BEGIN
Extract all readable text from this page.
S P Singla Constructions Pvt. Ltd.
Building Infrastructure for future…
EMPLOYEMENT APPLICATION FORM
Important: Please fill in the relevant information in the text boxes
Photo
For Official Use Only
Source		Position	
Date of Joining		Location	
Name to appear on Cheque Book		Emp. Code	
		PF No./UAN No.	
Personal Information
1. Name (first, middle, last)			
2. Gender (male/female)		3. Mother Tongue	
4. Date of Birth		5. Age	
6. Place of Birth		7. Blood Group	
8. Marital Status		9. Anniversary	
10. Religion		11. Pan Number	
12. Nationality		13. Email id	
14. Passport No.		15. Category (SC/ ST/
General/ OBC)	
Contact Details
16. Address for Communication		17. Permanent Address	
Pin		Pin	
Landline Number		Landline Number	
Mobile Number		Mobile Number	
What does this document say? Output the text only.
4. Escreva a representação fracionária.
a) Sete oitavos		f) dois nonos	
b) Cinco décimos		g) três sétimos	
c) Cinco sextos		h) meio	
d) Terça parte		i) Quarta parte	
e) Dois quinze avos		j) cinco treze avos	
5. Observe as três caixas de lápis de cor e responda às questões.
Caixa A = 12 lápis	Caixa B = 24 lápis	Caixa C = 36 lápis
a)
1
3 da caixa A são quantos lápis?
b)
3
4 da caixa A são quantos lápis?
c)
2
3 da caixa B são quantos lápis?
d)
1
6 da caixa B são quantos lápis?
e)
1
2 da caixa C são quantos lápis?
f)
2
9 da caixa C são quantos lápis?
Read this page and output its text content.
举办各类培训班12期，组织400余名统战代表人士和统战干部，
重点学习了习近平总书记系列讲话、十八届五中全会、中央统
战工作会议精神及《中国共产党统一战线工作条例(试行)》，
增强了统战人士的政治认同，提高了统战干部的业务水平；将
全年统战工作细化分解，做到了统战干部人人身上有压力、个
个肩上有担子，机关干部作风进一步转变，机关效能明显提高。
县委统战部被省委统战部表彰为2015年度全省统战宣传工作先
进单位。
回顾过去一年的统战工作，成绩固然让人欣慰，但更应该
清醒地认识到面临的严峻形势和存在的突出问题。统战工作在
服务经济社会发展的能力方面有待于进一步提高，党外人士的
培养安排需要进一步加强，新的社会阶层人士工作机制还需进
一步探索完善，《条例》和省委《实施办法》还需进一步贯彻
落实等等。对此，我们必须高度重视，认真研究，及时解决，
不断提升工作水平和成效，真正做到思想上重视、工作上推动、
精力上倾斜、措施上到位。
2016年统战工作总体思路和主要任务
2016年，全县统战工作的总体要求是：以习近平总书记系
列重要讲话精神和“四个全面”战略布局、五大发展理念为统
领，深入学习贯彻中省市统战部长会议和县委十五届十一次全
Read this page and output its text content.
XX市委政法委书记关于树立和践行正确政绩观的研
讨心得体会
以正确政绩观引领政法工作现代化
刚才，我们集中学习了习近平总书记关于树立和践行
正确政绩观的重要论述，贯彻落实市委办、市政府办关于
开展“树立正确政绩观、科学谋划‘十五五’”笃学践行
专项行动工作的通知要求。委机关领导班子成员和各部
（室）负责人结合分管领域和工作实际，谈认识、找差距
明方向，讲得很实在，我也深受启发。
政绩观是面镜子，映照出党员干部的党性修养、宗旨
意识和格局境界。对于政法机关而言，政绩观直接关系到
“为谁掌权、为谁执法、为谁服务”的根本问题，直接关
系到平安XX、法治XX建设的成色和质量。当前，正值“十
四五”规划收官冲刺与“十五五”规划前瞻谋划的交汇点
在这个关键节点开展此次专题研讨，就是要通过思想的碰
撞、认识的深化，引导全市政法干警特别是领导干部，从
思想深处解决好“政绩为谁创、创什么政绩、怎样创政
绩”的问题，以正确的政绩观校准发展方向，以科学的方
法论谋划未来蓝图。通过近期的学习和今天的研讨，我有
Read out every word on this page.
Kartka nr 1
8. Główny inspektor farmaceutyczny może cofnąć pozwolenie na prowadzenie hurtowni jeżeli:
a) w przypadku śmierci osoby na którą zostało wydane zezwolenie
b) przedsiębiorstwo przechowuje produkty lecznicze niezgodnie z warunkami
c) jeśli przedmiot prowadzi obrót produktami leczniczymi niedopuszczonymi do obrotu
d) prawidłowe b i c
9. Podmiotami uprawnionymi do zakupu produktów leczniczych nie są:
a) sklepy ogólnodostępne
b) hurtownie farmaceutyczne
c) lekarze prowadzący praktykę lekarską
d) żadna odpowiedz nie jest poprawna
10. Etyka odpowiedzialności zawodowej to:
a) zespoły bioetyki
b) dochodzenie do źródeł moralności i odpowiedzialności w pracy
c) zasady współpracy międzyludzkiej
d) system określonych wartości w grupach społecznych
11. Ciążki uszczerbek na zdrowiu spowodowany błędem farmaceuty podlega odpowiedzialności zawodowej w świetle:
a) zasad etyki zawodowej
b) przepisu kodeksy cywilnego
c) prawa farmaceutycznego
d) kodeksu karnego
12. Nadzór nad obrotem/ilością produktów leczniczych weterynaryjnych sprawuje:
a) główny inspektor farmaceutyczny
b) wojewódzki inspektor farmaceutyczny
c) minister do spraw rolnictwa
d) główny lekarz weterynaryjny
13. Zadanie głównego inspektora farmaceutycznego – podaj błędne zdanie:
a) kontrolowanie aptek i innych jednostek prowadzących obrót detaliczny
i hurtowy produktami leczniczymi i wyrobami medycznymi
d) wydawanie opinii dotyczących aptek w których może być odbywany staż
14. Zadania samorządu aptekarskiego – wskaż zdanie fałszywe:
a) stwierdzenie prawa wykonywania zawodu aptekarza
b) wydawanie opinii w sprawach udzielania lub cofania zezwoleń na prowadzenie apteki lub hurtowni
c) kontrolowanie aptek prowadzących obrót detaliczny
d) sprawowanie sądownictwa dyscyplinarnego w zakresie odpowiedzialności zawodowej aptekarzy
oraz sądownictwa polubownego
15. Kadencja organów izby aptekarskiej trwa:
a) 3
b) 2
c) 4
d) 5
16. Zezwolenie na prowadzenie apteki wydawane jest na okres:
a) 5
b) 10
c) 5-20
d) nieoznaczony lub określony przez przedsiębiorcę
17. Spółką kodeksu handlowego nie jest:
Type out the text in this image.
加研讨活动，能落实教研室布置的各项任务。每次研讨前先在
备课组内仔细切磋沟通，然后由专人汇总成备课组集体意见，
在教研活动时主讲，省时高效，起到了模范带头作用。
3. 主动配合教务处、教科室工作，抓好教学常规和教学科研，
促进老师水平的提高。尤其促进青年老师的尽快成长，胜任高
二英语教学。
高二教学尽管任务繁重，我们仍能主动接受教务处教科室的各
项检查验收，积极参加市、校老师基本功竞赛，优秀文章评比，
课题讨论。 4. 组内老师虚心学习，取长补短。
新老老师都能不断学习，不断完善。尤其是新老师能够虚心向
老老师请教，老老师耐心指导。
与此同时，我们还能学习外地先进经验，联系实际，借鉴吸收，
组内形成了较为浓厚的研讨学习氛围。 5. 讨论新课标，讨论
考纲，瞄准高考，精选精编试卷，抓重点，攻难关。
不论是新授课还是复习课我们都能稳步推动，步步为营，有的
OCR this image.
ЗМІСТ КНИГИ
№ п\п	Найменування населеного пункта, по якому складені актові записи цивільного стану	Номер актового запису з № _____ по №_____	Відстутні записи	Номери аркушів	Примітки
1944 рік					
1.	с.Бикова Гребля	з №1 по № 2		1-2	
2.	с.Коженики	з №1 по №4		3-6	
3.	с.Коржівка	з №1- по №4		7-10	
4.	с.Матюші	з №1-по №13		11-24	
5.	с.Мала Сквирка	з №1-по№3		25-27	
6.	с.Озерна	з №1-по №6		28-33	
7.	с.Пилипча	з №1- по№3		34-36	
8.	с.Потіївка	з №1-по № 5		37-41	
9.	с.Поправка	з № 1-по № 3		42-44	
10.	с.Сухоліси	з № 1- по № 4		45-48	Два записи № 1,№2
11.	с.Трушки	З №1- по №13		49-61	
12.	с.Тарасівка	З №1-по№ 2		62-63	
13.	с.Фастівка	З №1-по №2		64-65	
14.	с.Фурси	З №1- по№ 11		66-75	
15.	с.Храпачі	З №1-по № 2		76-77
END
**Task:**
Extract every line from the one containing "Type out the text in this image." through the last line of the data, inclusive, exactly as written.

**Response for this exercise:**
Type out the text in this image.
加研讨活动，能落实教研室布置的各项任务。每次研讨前先在
备课组内仔细切磋沟通，然后由专人汇总成备课组集体意见，
在教研活动时主讲，省时高效，起到了模范带头作用。
3. 主动配合教务处、教科室工作，抓好教学常规和教学科研，
促进老师水平的提高。尤其促进青年老师的尽快成长，胜任高
二英语教学。
高二教学尽管任务繁重，我们仍能主动接受教务处教科室的各
项检查验收，积极参加市、校老师基本功竞赛，优秀文章评比，
课题讨论。 4. 组内老师虚心学习，取长补短。
新老老师都能不断学习，不断完善。尤其是新老师能够虚心向
老老师请教，老老师耐心指导。
与此同时，我们还能学习外地先进经验，联系实际，借鉴吸收，
组内形成了较为浓厚的研讨学习氛围。 5. 讨论新课标，讨论
考纲，瞄准高考，精选精编试卷，抓重点，攻难关。
不论是新授课还是复习课我们都能稳步推动，步步为营，有的
OCR this image.
ЗМІСТ КНИГИ
№ п\п	Найменування населеного пункта, по якому складені актові записи цивільного стану	Номер актового запису з № _____ по №_____	Відстутні записи	Номери аркушів	Примітки
1944 рік					
1.	с.Бикова Гребля	з №1 по № 2		1-2	
2.	с.Коженики	з №1 по №4		3-6	
3.	с.Коржівка	з №1- по №4		7-10	
4.	с.Матюші	з №1-по №13		11-24	
5.	с.Мала Сквирка	з №1-по№3		25-27	
6.	с.Озерна	з №1-по №6		28-33	
7.	с.Пилипча	з №1- по№3		34-36	
8.	с.Потіївка	з №1-по № 5		37-41	
9.	с.Поправка	з № 1-по № 3		42-44	
10.	с.Сухоліси	з № 1- по № 4		45-48	Два записи № 1,№2
11.	с.Трушки	З №1- по №13		49-61	
12.	с.Тарасівка	З №1-по№ 2		62-63	
13.	с.Фастівка	З №1-по №2		64-65	
14.	с.Фурси	З №1- по№ 11		66-75	
15.	с.Храпачі	З №1-по № 2		76-77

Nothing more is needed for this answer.